§ THE REQUEST: Provide a single number: the count of lines containing the string "calcification".

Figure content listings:
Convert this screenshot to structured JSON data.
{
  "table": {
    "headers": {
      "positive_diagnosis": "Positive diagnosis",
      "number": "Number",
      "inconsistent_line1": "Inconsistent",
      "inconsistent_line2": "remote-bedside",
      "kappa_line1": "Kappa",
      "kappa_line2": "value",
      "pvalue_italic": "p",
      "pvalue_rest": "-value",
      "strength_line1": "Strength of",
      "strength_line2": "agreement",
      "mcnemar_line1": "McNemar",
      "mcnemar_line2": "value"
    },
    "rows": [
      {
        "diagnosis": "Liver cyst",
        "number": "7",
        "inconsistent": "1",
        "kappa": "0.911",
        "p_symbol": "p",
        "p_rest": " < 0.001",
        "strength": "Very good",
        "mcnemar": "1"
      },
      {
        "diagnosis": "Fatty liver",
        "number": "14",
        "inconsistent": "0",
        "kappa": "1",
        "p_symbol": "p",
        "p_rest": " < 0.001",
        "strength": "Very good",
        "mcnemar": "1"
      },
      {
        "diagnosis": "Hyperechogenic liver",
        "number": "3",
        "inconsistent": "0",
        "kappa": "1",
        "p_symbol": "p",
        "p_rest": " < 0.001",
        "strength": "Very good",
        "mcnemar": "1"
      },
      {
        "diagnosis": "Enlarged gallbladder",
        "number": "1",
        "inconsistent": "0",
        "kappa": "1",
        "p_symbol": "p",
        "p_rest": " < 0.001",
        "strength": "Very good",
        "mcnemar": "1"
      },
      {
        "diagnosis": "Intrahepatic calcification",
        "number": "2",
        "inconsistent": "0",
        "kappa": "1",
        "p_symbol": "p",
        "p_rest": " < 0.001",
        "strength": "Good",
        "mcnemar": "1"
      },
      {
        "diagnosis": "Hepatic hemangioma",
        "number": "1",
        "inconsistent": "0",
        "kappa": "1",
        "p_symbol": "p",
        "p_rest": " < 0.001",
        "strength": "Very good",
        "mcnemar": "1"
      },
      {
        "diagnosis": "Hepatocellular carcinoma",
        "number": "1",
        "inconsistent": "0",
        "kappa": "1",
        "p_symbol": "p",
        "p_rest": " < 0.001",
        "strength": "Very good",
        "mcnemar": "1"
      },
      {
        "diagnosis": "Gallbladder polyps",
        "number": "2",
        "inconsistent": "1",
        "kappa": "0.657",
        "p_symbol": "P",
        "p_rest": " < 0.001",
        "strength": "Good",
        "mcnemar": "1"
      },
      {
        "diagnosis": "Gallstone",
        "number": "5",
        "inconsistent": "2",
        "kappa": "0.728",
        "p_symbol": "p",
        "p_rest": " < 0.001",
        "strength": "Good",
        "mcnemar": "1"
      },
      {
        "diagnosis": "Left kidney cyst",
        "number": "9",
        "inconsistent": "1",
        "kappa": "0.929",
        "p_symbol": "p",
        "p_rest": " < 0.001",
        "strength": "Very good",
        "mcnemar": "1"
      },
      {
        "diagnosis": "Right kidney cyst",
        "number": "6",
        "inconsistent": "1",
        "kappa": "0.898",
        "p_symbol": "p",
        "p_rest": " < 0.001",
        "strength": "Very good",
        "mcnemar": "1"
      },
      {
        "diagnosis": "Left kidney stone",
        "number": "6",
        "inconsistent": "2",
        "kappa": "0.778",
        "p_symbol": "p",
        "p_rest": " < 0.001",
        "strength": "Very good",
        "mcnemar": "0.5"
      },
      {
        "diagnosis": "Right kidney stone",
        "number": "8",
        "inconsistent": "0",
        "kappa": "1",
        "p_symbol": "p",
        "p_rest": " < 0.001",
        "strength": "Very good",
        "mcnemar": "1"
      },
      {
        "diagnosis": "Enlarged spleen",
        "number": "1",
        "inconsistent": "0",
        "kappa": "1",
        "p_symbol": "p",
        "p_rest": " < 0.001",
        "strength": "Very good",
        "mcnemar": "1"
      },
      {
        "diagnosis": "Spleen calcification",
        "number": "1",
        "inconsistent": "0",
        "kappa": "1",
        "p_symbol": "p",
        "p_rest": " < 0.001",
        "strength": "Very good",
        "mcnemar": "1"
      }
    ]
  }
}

§ EXERCISE SOLUTION: 2